| STATED GOAL |
Print every one of the following lines verbatim, leaving out the picture.

___ MATERIAL FOR THIS TASK ___

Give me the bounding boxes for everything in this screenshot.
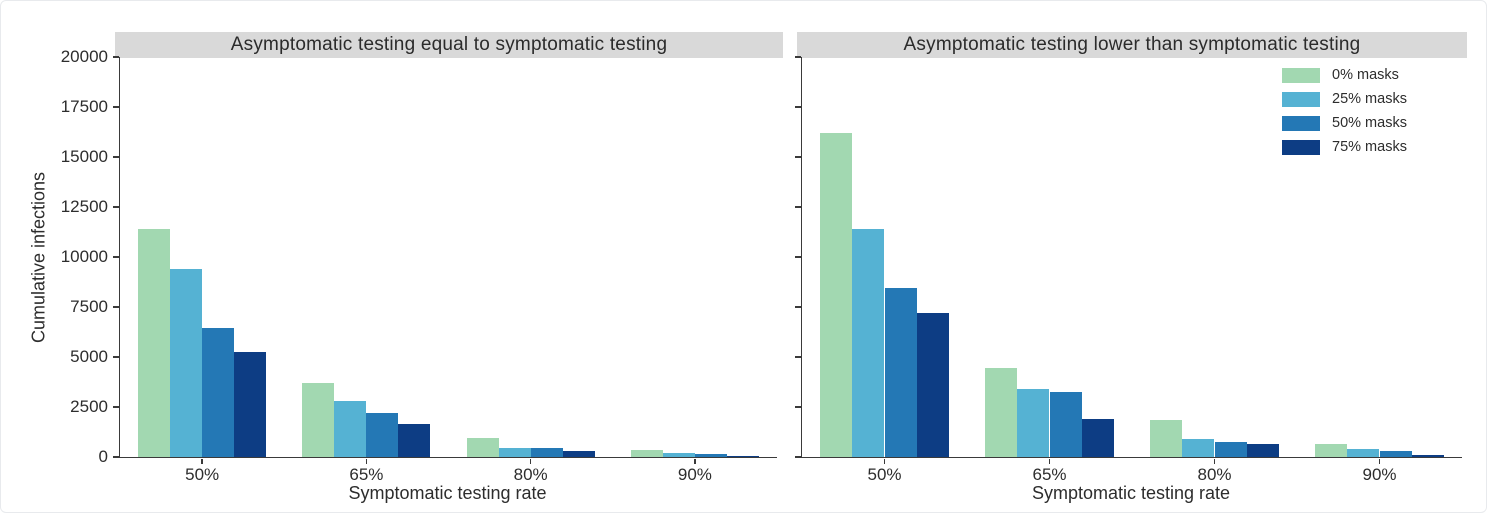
y-tick-label: 12500 xyxy=(60,197,108,216)
bar-80pct-75masks xyxy=(562,451,595,457)
y-tick-mark xyxy=(794,306,801,308)
y-tick-mark xyxy=(112,56,119,58)
bar-65pct-0masks xyxy=(302,383,335,457)
x-tick-mark xyxy=(883,458,886,464)
x-tick-mark xyxy=(694,458,696,464)
plot-area-left: 0 2500 5000 7500 10000 12500 15000 17500 20000 50… xyxy=(61,47,777,484)
bar-90pct-75masks xyxy=(1411,455,1444,457)
legend-label: 0% masks xyxy=(1332,67,1399,83)
bar-50pct-0masks xyxy=(820,133,853,457)
y-tick-mark xyxy=(112,456,119,458)
y-tick-label: 0 xyxy=(98,447,108,466)
bar-90pct-0masks xyxy=(1315,444,1348,457)
bar-65pct-0masks xyxy=(985,368,1018,457)
x-tick-mark xyxy=(365,458,368,464)
x-tick-mark xyxy=(1378,458,1381,464)
y-tick-mark xyxy=(112,406,119,408)
bar-65pct-75masks xyxy=(1081,419,1114,457)
bar-50pct-75masks xyxy=(916,313,949,457)
panel-title-left: Asymptomatic testing equal to symptomati… xyxy=(115,32,783,58)
x-tick-mark xyxy=(1048,458,1051,464)
y-tick-mark xyxy=(794,356,801,358)
legend-swatch-icon xyxy=(1282,139,1320,155)
bar-65pct-25masks xyxy=(1017,389,1050,457)
bar-90pct-50masks xyxy=(694,454,727,457)
bar-50pct-75masks xyxy=(234,352,267,457)
x-axis-label-left: Symptomatic testing rate xyxy=(348,483,547,503)
legend-label: 75% masks xyxy=(1332,139,1407,155)
bar-90pct-0masks xyxy=(630,450,663,457)
y-tick-mark xyxy=(794,456,801,458)
bar-80pct-25masks xyxy=(1182,439,1215,457)
y-tick-mark xyxy=(112,156,119,158)
y-tick-mark xyxy=(794,106,801,108)
bar-65pct-75masks xyxy=(398,424,431,457)
legend-row: 50% masks xyxy=(1282,115,1407,131)
bar-80pct-50masks xyxy=(530,447,563,457)
legend-swatch-icon xyxy=(1282,91,1320,107)
y-tick-label: 10000 xyxy=(60,247,108,266)
y-tick-mark xyxy=(112,356,119,358)
legend-row: 25% masks xyxy=(1282,91,1407,107)
bar-80pct-75masks xyxy=(1246,444,1279,457)
bar-80pct-0masks xyxy=(466,438,499,457)
x-axis-label-right: Symptomatic testing rate xyxy=(1031,483,1231,503)
legend-label: 50% masks xyxy=(1332,115,1407,131)
y-tick-mark xyxy=(794,156,801,158)
y-tick-mark xyxy=(794,56,801,58)
y-axis-label: Cumulative infections xyxy=(28,171,49,344)
x-tick-label: 65% xyxy=(1032,465,1067,484)
legend-swatch-icon xyxy=(1282,115,1320,131)
y-tick-label: 17500 xyxy=(60,97,108,116)
x-tick-mark xyxy=(201,458,203,464)
bar-50pct-0masks xyxy=(138,229,171,457)
y-tick-mark xyxy=(794,206,801,208)
x-tick-label: 50% xyxy=(185,465,220,484)
bar-80pct-50masks xyxy=(1214,442,1247,457)
y-tick-label: 20000 xyxy=(60,47,108,66)
y-tick-label: 15000 xyxy=(60,147,108,166)
plot-area-right: 50% 65% 80% 90% xyxy=(794,56,1462,484)
x-tick-label: 80% xyxy=(1197,465,1232,484)
bar-50pct-25masks xyxy=(852,229,885,457)
bar-65pct-50masks xyxy=(1049,392,1082,457)
bar-90pct-25masks xyxy=(1347,449,1380,457)
panel-title-right: Asymptomatic testing lower than symptoma… xyxy=(797,32,1467,58)
bar-50pct-50masks xyxy=(202,328,235,457)
legend-row: 0% masks xyxy=(1282,67,1407,83)
y-tick-label: 2500 xyxy=(70,397,108,416)
y-tick-label: 5000 xyxy=(70,347,108,366)
y-tick-mark xyxy=(794,406,801,408)
bar-90pct-50masks xyxy=(1379,451,1412,457)
bar-65pct-50masks xyxy=(366,413,399,457)
bar-90pct-75masks xyxy=(726,455,759,457)
y-tick-mark xyxy=(112,106,119,108)
x-tick-mark xyxy=(529,458,532,464)
bar-90pct-25masks xyxy=(662,453,695,457)
bar-50pct-25masks xyxy=(170,269,203,457)
bar-80pct-25masks xyxy=(498,448,531,457)
bar-65pct-25masks xyxy=(334,401,367,457)
x-tick-label: 90% xyxy=(677,465,712,484)
y-tick-mark xyxy=(112,206,119,208)
bar-80pct-0masks xyxy=(1150,420,1183,457)
y-tick-mark xyxy=(112,256,119,258)
x-tick-label: 90% xyxy=(1362,465,1397,484)
y-tick-mark xyxy=(112,306,119,308)
x-tick-label: 80% xyxy=(513,465,548,484)
x-tick-label: 50% xyxy=(867,465,902,484)
y-tick-label: 7500 xyxy=(70,297,108,316)
legend-row: 75% masks xyxy=(1282,139,1407,155)
legend-swatch-icon xyxy=(1282,67,1320,83)
x-tick-mark xyxy=(1213,458,1216,464)
bar-50pct-50masks xyxy=(884,288,917,457)
legend: 0% masks 25% masks 50% masks 75% masks xyxy=(1282,67,1407,155)
legend-label: 25% masks xyxy=(1332,91,1407,107)
y-tick-mark xyxy=(794,256,801,258)
x-tick-label: 65% xyxy=(349,465,384,484)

___

| WORKED SOLUTION |
Give me the bounding boxes for everything in this screenshot.
y-tick-label: 12500 xyxy=(60,197,108,216)
bar-80pct-75masks xyxy=(562,451,595,457)
y-tick-mark xyxy=(794,306,801,308)
y-tick-mark xyxy=(112,56,119,58)
bar-65pct-0masks xyxy=(302,383,335,457)
x-tick-mark xyxy=(883,458,886,464)
x-tick-mark xyxy=(694,458,696,464)
plot-area-left: 0 2500 5000 7500 10000 12500 15000 17500 20000 50… xyxy=(61,47,777,484)
bar-90pct-75masks xyxy=(1411,455,1444,457)
legend-label: 0% masks xyxy=(1332,67,1399,83)
bar-50pct-0masks xyxy=(820,133,853,457)
y-tick-mark xyxy=(112,456,119,458)
y-tick-label: 0 xyxy=(98,447,108,466)
bar-90pct-0masks xyxy=(1315,444,1348,457)
bar-65pct-0masks xyxy=(985,368,1018,457)
x-tick-mark xyxy=(365,458,368,464)
x-tick-mark xyxy=(1378,458,1381,464)
y-tick-mark xyxy=(112,406,119,408)
bar-65pct-75masks xyxy=(1081,419,1114,457)
bar-50pct-75masks xyxy=(916,313,949,457)
panel-title-left: Asymptomatic testing equal to symptomati… xyxy=(115,32,783,58)
x-tick-mark xyxy=(1048,458,1051,464)
y-tick-mark xyxy=(794,356,801,358)
legend-swatch-icon xyxy=(1282,139,1320,155)
bar-65pct-25masks xyxy=(1017,389,1050,457)
bar-90pct-50masks xyxy=(694,454,727,457)
bar-50pct-75masks xyxy=(234,352,267,457)
x-axis-label-left: Symptomatic testing rate xyxy=(348,483,547,503)
legend-label: 75% masks xyxy=(1332,139,1407,155)
bar-90pct-0masks xyxy=(630,450,663,457)
y-tick-mark xyxy=(794,456,801,458)
bar-80pct-25masks xyxy=(1182,439,1215,457)
y-tick-mark xyxy=(112,156,119,158)
y-tick-mark xyxy=(794,106,801,108)
bar-65pct-75masks xyxy=(398,424,431,457)
legend-row: 50% masks xyxy=(1282,115,1407,131)
bar-80pct-50masks xyxy=(530,447,563,457)
legend-swatch-icon xyxy=(1282,91,1320,107)
y-tick-label: 10000 xyxy=(60,247,108,266)
y-tick-mark xyxy=(112,356,119,358)
legend-row: 25% masks xyxy=(1282,91,1407,107)
bar-80pct-75masks xyxy=(1246,444,1279,457)
bar-80pct-0masks xyxy=(466,438,499,457)
x-axis-label-right: Symptomatic testing rate xyxy=(1031,483,1231,503)
legend-label: 50% masks xyxy=(1332,115,1407,131)
y-tick-mark xyxy=(794,156,801,158)
y-tick-mark xyxy=(794,56,801,58)
y-axis-label: Cumulative infections xyxy=(28,171,49,344)
x-tick-label: 65% xyxy=(1032,465,1067,484)
legend-swatch-icon xyxy=(1282,115,1320,131)
y-tick-label: 17500 xyxy=(60,97,108,116)
x-tick-mark xyxy=(201,458,203,464)
bar-50pct-0masks xyxy=(138,229,171,457)
y-tick-mark xyxy=(794,206,801,208)
x-tick-label: 50% xyxy=(185,465,220,484)
bar-80pct-50masks xyxy=(1214,442,1247,457)
y-tick-label: 20000 xyxy=(60,47,108,66)
y-tick-label: 15000 xyxy=(60,147,108,166)
plot-area-right: 50% 65% 80% 90% xyxy=(794,56,1462,484)
x-tick-label: 80% xyxy=(1197,465,1232,484)
bar-50pct-25masks xyxy=(852,229,885,457)
bar-65pct-50masks xyxy=(1049,392,1082,457)
bar-90pct-25masks xyxy=(1347,449,1380,457)
panel-title-right: Asymptomatic testing lower than symptoma… xyxy=(797,32,1467,58)
bar-50pct-50masks xyxy=(202,328,235,457)
legend-row: 0% masks xyxy=(1282,67,1407,83)
y-tick-label: 2500 xyxy=(70,397,108,416)
y-tick-label: 5000 xyxy=(70,347,108,366)
y-tick-mark xyxy=(794,406,801,408)
bar-90pct-50masks xyxy=(1379,451,1412,457)
bar-65pct-50masks xyxy=(366,413,399,457)
bar-90pct-75masks xyxy=(726,455,759,457)
y-tick-mark xyxy=(112,106,119,108)
x-tick-mark xyxy=(529,458,532,464)
bar-90pct-25masks xyxy=(662,453,695,457)
bar-50pct-25masks xyxy=(170,269,203,457)
bar-80pct-25masks xyxy=(498,448,531,457)
bar-65pct-25masks xyxy=(334,401,367,457)
x-tick-label: 90% xyxy=(677,465,712,484)
y-tick-mark xyxy=(112,206,119,208)
bar-80pct-0masks xyxy=(1150,420,1183,457)
y-tick-mark xyxy=(112,256,119,258)
x-tick-label: 90% xyxy=(1362,465,1397,484)
y-tick-mark xyxy=(112,306,119,308)
x-tick-label: 80% xyxy=(513,465,548,484)
x-tick-label: 50% xyxy=(867,465,902,484)
y-tick-label: 7500 xyxy=(70,297,108,316)
legend-row: 75% masks xyxy=(1282,139,1407,155)
legend-swatch-icon xyxy=(1282,67,1320,83)
x-tick-mark xyxy=(1213,458,1216,464)
bar-50pct-50masks xyxy=(884,288,917,457)
legend: 0% masks 25% masks 50% masks 75% masks xyxy=(1282,67,1407,155)
legend-label: 25% masks xyxy=(1332,91,1407,107)
y-tick-mark xyxy=(794,256,801,258)
x-tick-label: 65% xyxy=(349,465,384,484)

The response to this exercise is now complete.